(Records from a dataset)
○ ○ ○
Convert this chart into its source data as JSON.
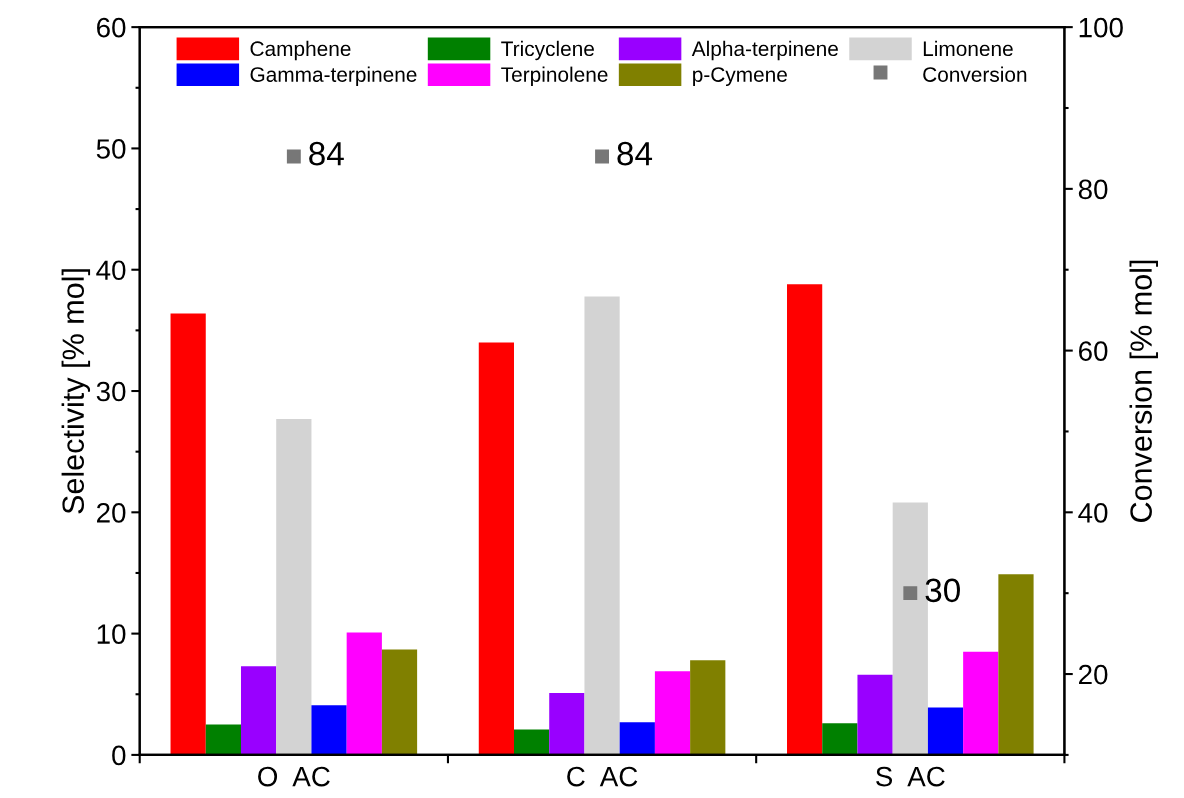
{
  "chart_data": {
    "type": "bar",
    "categories": [
      "O  AC",
      "C  AC",
      "S  AC"
    ],
    "ylabel": "Selectivity [% mol]",
    "y2label": "Conversion [% mol]",
    "ylim": [
      0,
      60
    ],
    "yticks": [
      0,
      10,
      20,
      30,
      40,
      50,
      60
    ],
    "y2lim": [
      10,
      100
    ],
    "y2ticks": [
      20,
      40,
      60,
      80,
      100
    ],
    "legend": "top",
    "grid": false,
    "series": [
      {
        "name": "Camphene",
        "color": "#ff0000",
        "values": [
          36.4,
          34.0,
          38.8
        ]
      },
      {
        "name": "Tricyclene",
        "color": "#008000",
        "values": [
          2.5,
          2.1,
          2.6
        ]
      },
      {
        "name": "Alpha-terpinene",
        "color": "#9900ff",
        "values": [
          7.3,
          5.1,
          6.6
        ]
      },
      {
        "name": "Limonene",
        "color": "#d3d3d3",
        "values": [
          27.7,
          37.8,
          20.8
        ]
      },
      {
        "name": "Gamma-terpinene",
        "color": "#0000ff",
        "values": [
          4.1,
          2.7,
          3.9
        ]
      },
      {
        "name": "Terpinolene",
        "color": "#ff00ff",
        "values": [
          10.1,
          6.9,
          8.5
        ]
      },
      {
        "name": "p-Cymene",
        "color": "#808000",
        "values": [
          8.7,
          7.8,
          14.9
        ]
      },
      {
        "name": "Conversion",
        "type": "scatter",
        "axis": "y2",
        "marker": "square",
        "data_labels": true,
        "color": "#777777",
        "values": [
          84,
          84,
          30
        ]
      }
    ]
  }
}
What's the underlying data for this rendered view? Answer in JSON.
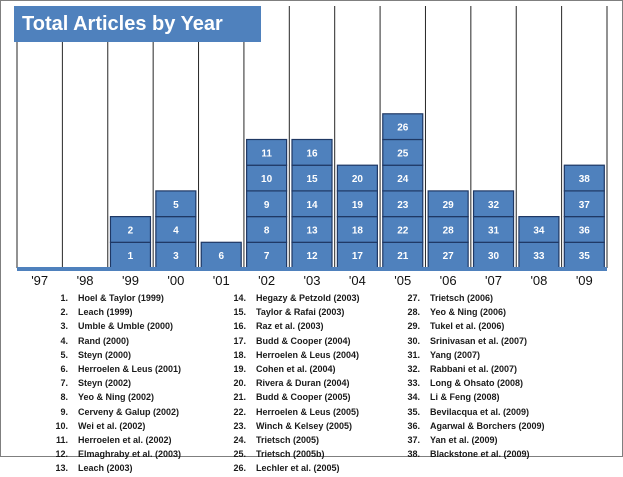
{
  "chart_data": {
    "type": "bar",
    "title": "Total Articles by Year",
    "categories": [
      "'97",
      "'98",
      "'99",
      "'00",
      "'01",
      "'02",
      "'03",
      "'04",
      "'05",
      "'06",
      "'07",
      "'08",
      "'09"
    ],
    "values": [
      0,
      0,
      2,
      3,
      1,
      5,
      5,
      4,
      6,
      3,
      3,
      2,
      4
    ],
    "stacked_labels": [
      [],
      [],
      [
        "1",
        "2"
      ],
      [
        "3",
        "4",
        "5"
      ],
      [
        "6"
      ],
      [
        "7",
        "8",
        "9",
        "10",
        "11"
      ],
      [
        "12",
        "13",
        "14",
        "15",
        "16"
      ],
      [
        "17",
        "18",
        "19",
        "20"
      ],
      [
        "21",
        "22",
        "23",
        "24",
        "25",
        "26"
      ],
      [
        "27",
        "28",
        "29"
      ],
      [
        "30",
        "31",
        "32"
      ],
      [
        "33",
        "34"
      ],
      [
        "35",
        "36",
        "37",
        "38"
      ]
    ],
    "ylim": [
      0,
      6.5
    ],
    "grid": true,
    "colors": {
      "bar": "#4f81bd",
      "bar_border": "#1f3864",
      "title_bg": "#4f81bd",
      "baseline": "#4f81bd"
    }
  },
  "references": [
    {
      "num": "1.",
      "text": "Hoel & Taylor (1999)"
    },
    {
      "num": "2.",
      "text": "Leach (1999)"
    },
    {
      "num": "3.",
      "text": "Umble & Umble (2000)"
    },
    {
      "num": "4.",
      "text": "Rand (2000)"
    },
    {
      "num": "5.",
      "text": "Steyn (2000)"
    },
    {
      "num": "6.",
      "text": "Herroelen & Leus (2001)"
    },
    {
      "num": "7.",
      "text": "Steyn (2002)"
    },
    {
      "num": "8.",
      "text": "Yeo & Ning (2002)"
    },
    {
      "num": "9.",
      "text": "Cerveny & Galup (2002)"
    },
    {
      "num": "10.",
      "text": "Wei et al. (2002)"
    },
    {
      "num": "11.",
      "text": "Herroelen et al. (2002)"
    },
    {
      "num": "12.",
      "text": "Elmaghraby et al. (2003)"
    },
    {
      "num": "13.",
      "text": "Leach (2003)"
    },
    {
      "num": "14.",
      "text": "Hegazy & Petzold (2003)"
    },
    {
      "num": "15.",
      "text": "Taylor & Rafai (2003)"
    },
    {
      "num": "16.",
      "text": "Raz et al. (2003)"
    },
    {
      "num": "17.",
      "text": "Budd & Cooper (2004)"
    },
    {
      "num": "18.",
      "text": "Herroelen & Leus  (2004)"
    },
    {
      "num": "19.",
      "text": "Cohen et al. (2004)"
    },
    {
      "num": "20.",
      "text": "Rivera & Duran (2004)"
    },
    {
      "num": "21.",
      "text": "Budd & Cooper (2005)"
    },
    {
      "num": "22.",
      "text": "Herroelen & Leus (2005)"
    },
    {
      "num": "23.",
      "text": "Winch & Kelsey (2005)"
    },
    {
      "num": "24.",
      "text": "Trietsch (2005)"
    },
    {
      "num": "25.",
      "text": "Trietsch (2005b)"
    },
    {
      "num": "26.",
      "text": "Lechler et al. (2005)"
    },
    {
      "num": "27.",
      "text": "Trietsch (2006)"
    },
    {
      "num": "28.",
      "text": "Yeo & Ning (2006)"
    },
    {
      "num": "29.",
      "text": "Tukel et al. (2006)"
    },
    {
      "num": "30.",
      "text": "Srinivasan et al. (2007)"
    },
    {
      "num": "31.",
      "text": "Yang (2007)"
    },
    {
      "num": "32.",
      "text": "Rabbani et al. (2007)"
    },
    {
      "num": "33.",
      "text": "Long & Ohsato (2008)"
    },
    {
      "num": "34.",
      "text": "Li & Feng (2008)"
    },
    {
      "num": "35.",
      "text": "Bevilacqua et al. (2009)"
    },
    {
      "num": "36.",
      "text": "Agarwal & Borchers (2009)"
    },
    {
      "num": "37.",
      "text": "Yan et al. (2009)"
    },
    {
      "num": "38.",
      "text": "Blackstone et al. (2009)"
    }
  ]
}
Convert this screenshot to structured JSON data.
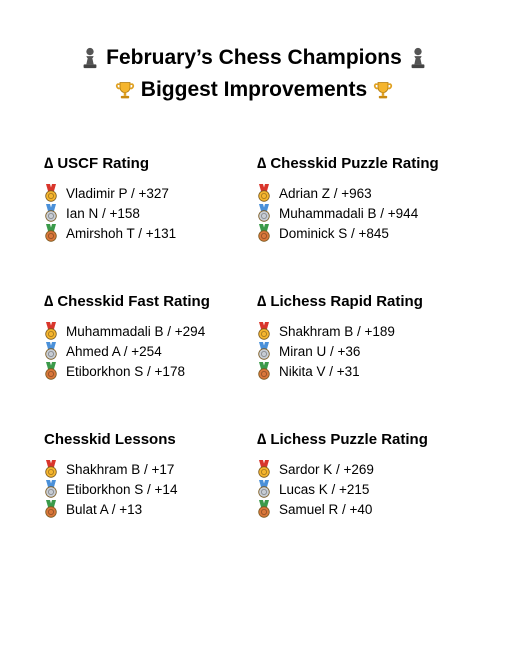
{
  "title": {
    "line1": "February’s Chess Champions",
    "line2": "Biggest Improvements",
    "icons": [
      "chess-pawn-icon",
      "trophy-icon"
    ]
  },
  "colors": {
    "gold": "#f5b52e",
    "silver": "#c7ccd3",
    "bronze": "#d9773a",
    "ribbon_red": "#d9352b",
    "ribbon_blue": "#4a90d9",
    "ribbon_green": "#3a9a4a"
  },
  "sections": [
    {
      "heading": "∆ USCF Rating",
      "entries": [
        "Vladimir P / +327",
        "Ian N / +158",
        "Amirshoh T / +131"
      ]
    },
    {
      "heading": "∆ Chesskid Puzzle Rating",
      "entries": [
        "Adrian Z / +963",
        "Muhammadali B / +944",
        "Dominick S / +845"
      ]
    },
    {
      "heading": "∆ Chesskid Fast Rating",
      "entries": [
        "Muhammadali B / +294",
        "Ahmed A / +254",
        "Etiborkhon S / +178"
      ]
    },
    {
      "heading": "∆ Lichess Rapid Rating",
      "entries": [
        "Shakhram B / +189",
        "Miran U / +36",
        "Nikita V / +31"
      ]
    },
    {
      "heading": "Chesskid Lessons",
      "entries": [
        "Shakhram B / +17",
        "Etiborkhon S / +14",
        "Bulat A / +13"
      ]
    },
    {
      "heading": "∆ Lichess Puzzle Rating",
      "entries": [
        "Sardor K / +269",
        "Lucas K / +215",
        "Samuel R / +40"
      ]
    }
  ]
}
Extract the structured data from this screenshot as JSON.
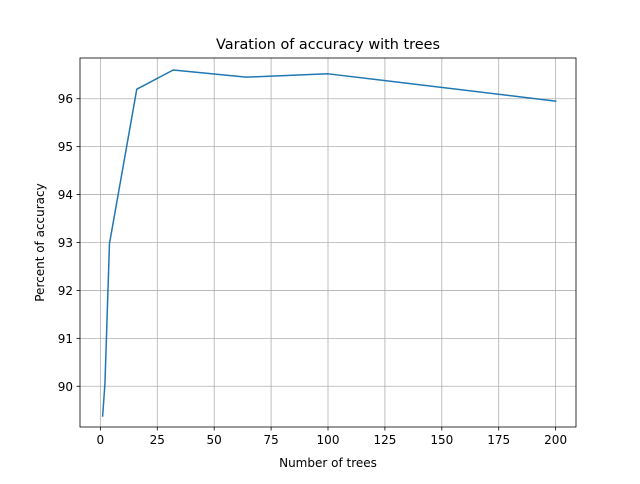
{
  "chart_data": {
    "type": "line",
    "title": "Varation of accuracy with trees",
    "xlabel": "Number of trees",
    "ylabel": "Percent of accuracy",
    "xlim": [
      -8.95,
      208.95
    ],
    "ylim": [
      89.15,
      96.85
    ],
    "xticks": [
      0,
      25,
      50,
      75,
      100,
      125,
      150,
      175,
      200
    ],
    "yticks": [
      90,
      91,
      92,
      93,
      94,
      95,
      96
    ],
    "grid": true,
    "series": [
      {
        "color": "#1f77b4",
        "x": [
          1,
          2,
          4,
          8,
          16,
          32,
          64,
          100,
          200
        ],
        "y": [
          89.38,
          90.05,
          92.98,
          94.05,
          96.2,
          96.6,
          96.45,
          96.52,
          95.95
        ]
      }
    ]
  }
}
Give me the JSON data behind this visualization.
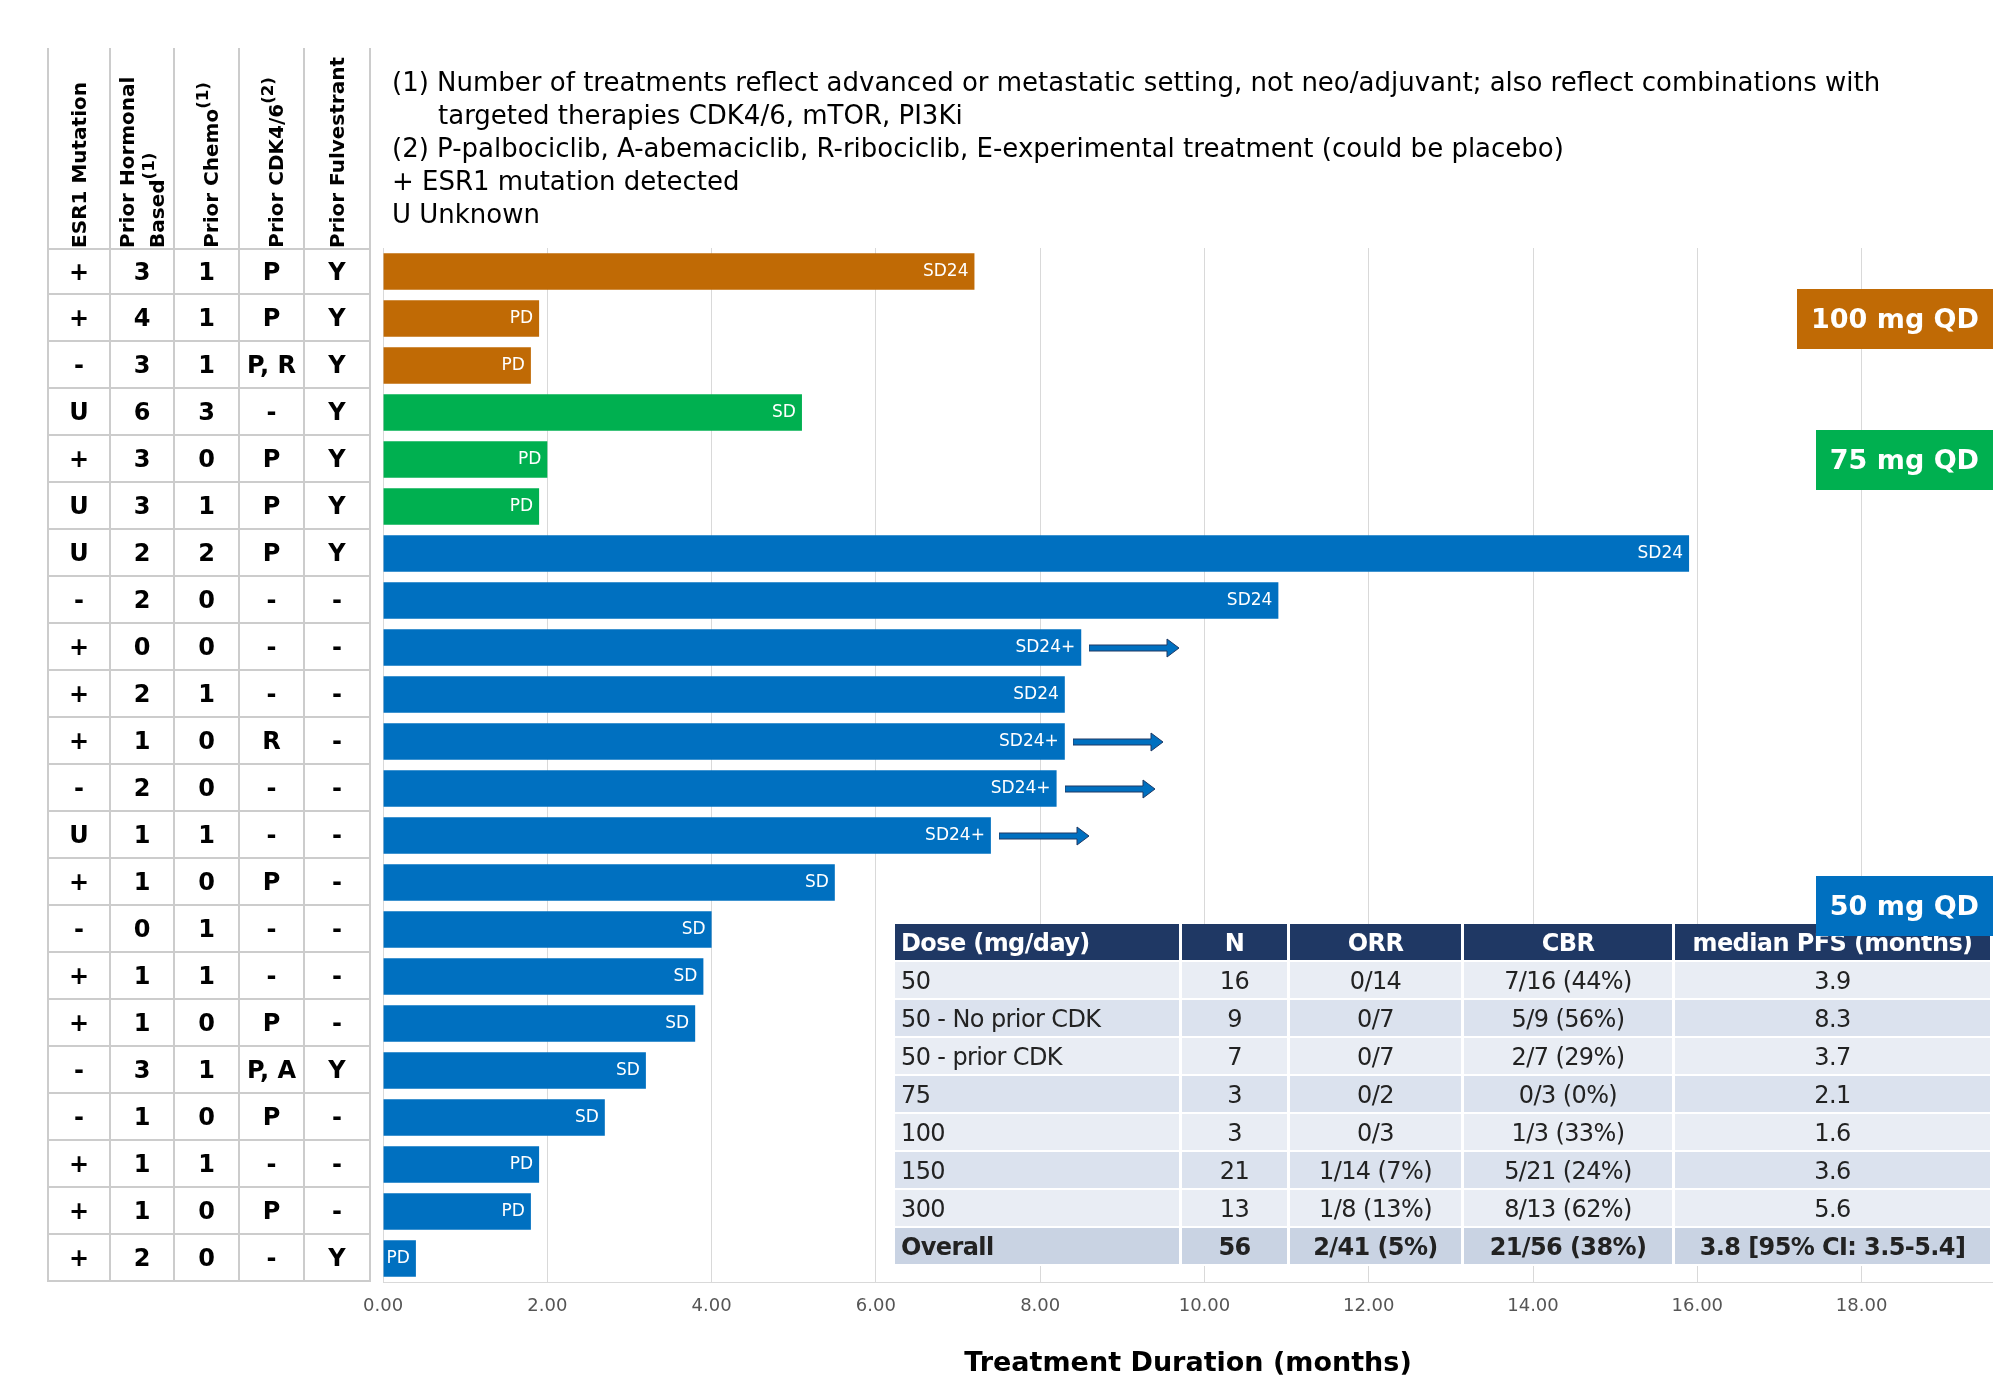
{
  "chart_data": {
    "type": "bar",
    "orientation": "horizontal",
    "xlabel": "Treatment Duration (months)",
    "annotations": [
      "ESR1 Mutation",
      "Prior Hormonal Based$^{(1)}$",
      "Prior Chemo$^{(1)}$",
      "Prior CDK4/6$^{(2)}$",
      "Prior Fulvestrant",
      "(1)  Number of treatments reflect advanced or metastatic setting, not neo/adjuvant; also reflect combinations with targeted therapies CDK4/6, mTOR, PI3Ki",
      "(2)  P-palbociclib, A-abemaciclib, R-ribociclib, E-experimental treatment (could be placebo)",
      "+  ESR1 mutation detected",
      "U  Unknown",
      "Dose (mg/day)  N  ORR  CBR  median PFS (months)",
      "50  16  0/14  7/16 (44%)  3.9",
      "50 - No prior CDK  9  0/7  5/9 (56%)  8.3",
      "50 - prior CDK  7  0/7  2/7 (29%)  3.7",
      "75  3  0/2  0/3 (0%)  2.1",
      "100  3  0/3  1/3 (33%)  1.6",
      "150  21  1/14 (7%)  5/21 (24%)  3.6",
      "300  13  1/8 (13%)  8/13 (62%)  5.6",
      "Overall  56  2/41 (5%)  21/56 (38%)  3.8 [95% CI: 3.5-5.4]"
    ],
    "categories": [
      "+  3  1  P  Y",
      "+  4  1  P  Y",
      "-  3  1  P, R  Y",
      "U  6  3  -  Y",
      "+  3  0  P  Y",
      "U  3  1  P  Y",
      "U  2  2  P  Y",
      "-  2  0  -  -",
      "+  0  0  -  -",
      "+  2  1  -  -",
      "+  1  0  R  -",
      "-  2  0  -  -",
      "U  1  1  -  -",
      "+  1  0  P  -",
      "-  0  1  -  -",
      "+  1  1  -  -",
      "+  1  0  P  -",
      "-  3  1  P, A  Y",
      "-  1  0  P  -",
      "+  1  1  -  -",
      "+  1  0  P  -",
      "+  2  0  -  Y"
    ],
    "series": [
      {
        "name": "100 mg QD",
        "color": "#c06a05",
        "values": [
          7.2,
          1.9,
          1.8,
          null,
          null,
          null,
          null,
          null,
          null,
          null,
          null,
          null,
          null,
          null,
          null,
          null,
          null,
          null,
          null,
          null,
          null,
          null
        ],
        "value_labels": [
          "SD24",
          "PD",
          "PD",
          null,
          null,
          null,
          null,
          null,
          null,
          null,
          null,
          null,
          null,
          null,
          null,
          null,
          null,
          null,
          null,
          null,
          null,
          null
        ]
      },
      {
        "name": "75 mg QD",
        "color": "#00b050",
        "values": [
          null,
          null,
          null,
          5.1,
          2.0,
          1.9,
          null,
          null,
          null,
          null,
          null,
          null,
          null,
          null,
          null,
          null,
          null,
          null,
          null,
          null,
          null,
          null
        ],
        "value_labels": [
          null,
          null,
          null,
          "SD",
          "PD",
          "PD",
          null,
          null,
          null,
          null,
          null,
          null,
          null,
          null,
          null,
          null,
          null,
          null,
          null,
          null,
          null,
          null
        ]
      },
      {
        "name": "50 mg QD",
        "color": "#0070c0",
        "values": [
          null,
          null,
          null,
          null,
          null,
          null,
          15.9,
          10.9,
          8.5,
          8.3,
          8.3,
          8.2,
          7.4,
          5.5,
          4.0,
          3.9,
          3.8,
          3.2,
          2.7,
          1.9,
          1.8,
          0.4
        ],
        "value_labels": [
          null,
          null,
          null,
          null,
          null,
          null,
          "SD24",
          "SD24",
          "SD24+",
          "SD24",
          "SD24+",
          "SD24+",
          "SD24+",
          "SD",
          "SD",
          "SD",
          "SD",
          "SD",
          "SD",
          "PD",
          "PD",
          "PD"
        ]
      }
    ],
    "xlim": [
      0,
      19.6
    ],
    "xticks": [
      {
        "value": 0,
        "label": "0.00"
      },
      {
        "value": 2,
        "label": "2.00"
      },
      {
        "value": 4,
        "label": "4.00"
      },
      {
        "value": 6,
        "label": "6.00"
      },
      {
        "value": 8,
        "label": "8.00"
      },
      {
        "value": 10,
        "label": "10.00"
      },
      {
        "value": 12,
        "label": "12.00"
      },
      {
        "value": 14,
        "label": "14.00"
      },
      {
        "value": 16,
        "label": "16.00"
      },
      {
        "value": 18,
        "label": "18.00"
      }
    ],
    "grid": "x",
    "legend": false
  }
}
○ ○ ○
## Exercise requirements
Copy each line of the listing that holds the word "Leus".

## Finished exercise
      "text": "Herroelen & Leus (2001)"
      "text": "Herroelen & Leus  (2004)"
      "text": "Herroelen & Leus (2005)"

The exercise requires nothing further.